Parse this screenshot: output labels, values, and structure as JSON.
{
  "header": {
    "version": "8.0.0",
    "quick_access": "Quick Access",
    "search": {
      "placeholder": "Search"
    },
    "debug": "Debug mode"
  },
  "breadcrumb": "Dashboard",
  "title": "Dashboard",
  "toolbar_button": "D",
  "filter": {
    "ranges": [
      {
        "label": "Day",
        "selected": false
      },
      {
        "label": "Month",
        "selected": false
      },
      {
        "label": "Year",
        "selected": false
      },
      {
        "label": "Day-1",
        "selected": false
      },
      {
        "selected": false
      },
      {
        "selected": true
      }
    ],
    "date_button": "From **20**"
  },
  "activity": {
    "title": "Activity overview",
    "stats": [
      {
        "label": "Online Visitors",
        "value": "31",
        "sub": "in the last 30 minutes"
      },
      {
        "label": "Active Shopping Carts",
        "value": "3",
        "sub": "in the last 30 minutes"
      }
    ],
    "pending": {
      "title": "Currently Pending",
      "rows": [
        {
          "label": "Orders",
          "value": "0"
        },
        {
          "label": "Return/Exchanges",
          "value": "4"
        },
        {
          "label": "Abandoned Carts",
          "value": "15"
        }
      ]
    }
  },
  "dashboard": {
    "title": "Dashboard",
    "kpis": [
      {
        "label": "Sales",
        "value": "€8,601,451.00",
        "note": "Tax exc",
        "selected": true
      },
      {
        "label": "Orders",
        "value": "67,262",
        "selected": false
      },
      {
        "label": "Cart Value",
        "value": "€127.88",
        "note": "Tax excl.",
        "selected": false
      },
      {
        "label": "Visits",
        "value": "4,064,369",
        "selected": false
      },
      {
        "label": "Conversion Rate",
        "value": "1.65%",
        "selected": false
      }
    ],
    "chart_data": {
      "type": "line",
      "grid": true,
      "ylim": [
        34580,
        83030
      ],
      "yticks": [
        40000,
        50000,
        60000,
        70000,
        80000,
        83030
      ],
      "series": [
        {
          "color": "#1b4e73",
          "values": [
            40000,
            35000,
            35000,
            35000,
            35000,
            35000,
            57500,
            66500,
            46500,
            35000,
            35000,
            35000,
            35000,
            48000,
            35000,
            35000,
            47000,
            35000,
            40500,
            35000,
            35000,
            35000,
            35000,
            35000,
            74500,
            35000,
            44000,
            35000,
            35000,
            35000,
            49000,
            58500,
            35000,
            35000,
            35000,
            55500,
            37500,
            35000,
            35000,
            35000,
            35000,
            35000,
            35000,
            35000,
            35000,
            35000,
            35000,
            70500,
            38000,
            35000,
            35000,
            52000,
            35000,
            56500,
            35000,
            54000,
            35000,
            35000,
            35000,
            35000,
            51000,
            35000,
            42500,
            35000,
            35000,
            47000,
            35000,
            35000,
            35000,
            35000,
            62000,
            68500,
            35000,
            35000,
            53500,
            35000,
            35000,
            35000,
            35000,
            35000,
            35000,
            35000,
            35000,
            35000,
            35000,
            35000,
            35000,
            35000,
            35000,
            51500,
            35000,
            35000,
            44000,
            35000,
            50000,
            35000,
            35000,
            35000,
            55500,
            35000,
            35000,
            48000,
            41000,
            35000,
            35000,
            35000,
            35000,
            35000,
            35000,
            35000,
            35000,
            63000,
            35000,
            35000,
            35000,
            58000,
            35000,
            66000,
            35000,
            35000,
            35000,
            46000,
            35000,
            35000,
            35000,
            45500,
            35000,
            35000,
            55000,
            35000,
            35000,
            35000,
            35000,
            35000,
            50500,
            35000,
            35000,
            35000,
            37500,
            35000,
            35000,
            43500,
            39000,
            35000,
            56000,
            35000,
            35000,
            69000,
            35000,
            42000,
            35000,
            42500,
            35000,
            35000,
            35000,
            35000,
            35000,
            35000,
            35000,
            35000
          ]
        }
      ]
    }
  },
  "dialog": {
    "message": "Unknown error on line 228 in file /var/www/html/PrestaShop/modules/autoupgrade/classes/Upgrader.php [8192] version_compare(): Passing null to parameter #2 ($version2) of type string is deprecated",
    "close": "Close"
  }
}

Problem statement: Write out every line of the preceding listing that contains "values".

The solution:
Parse this screenshot: output labels, values, and structure as JSON.
          "values": [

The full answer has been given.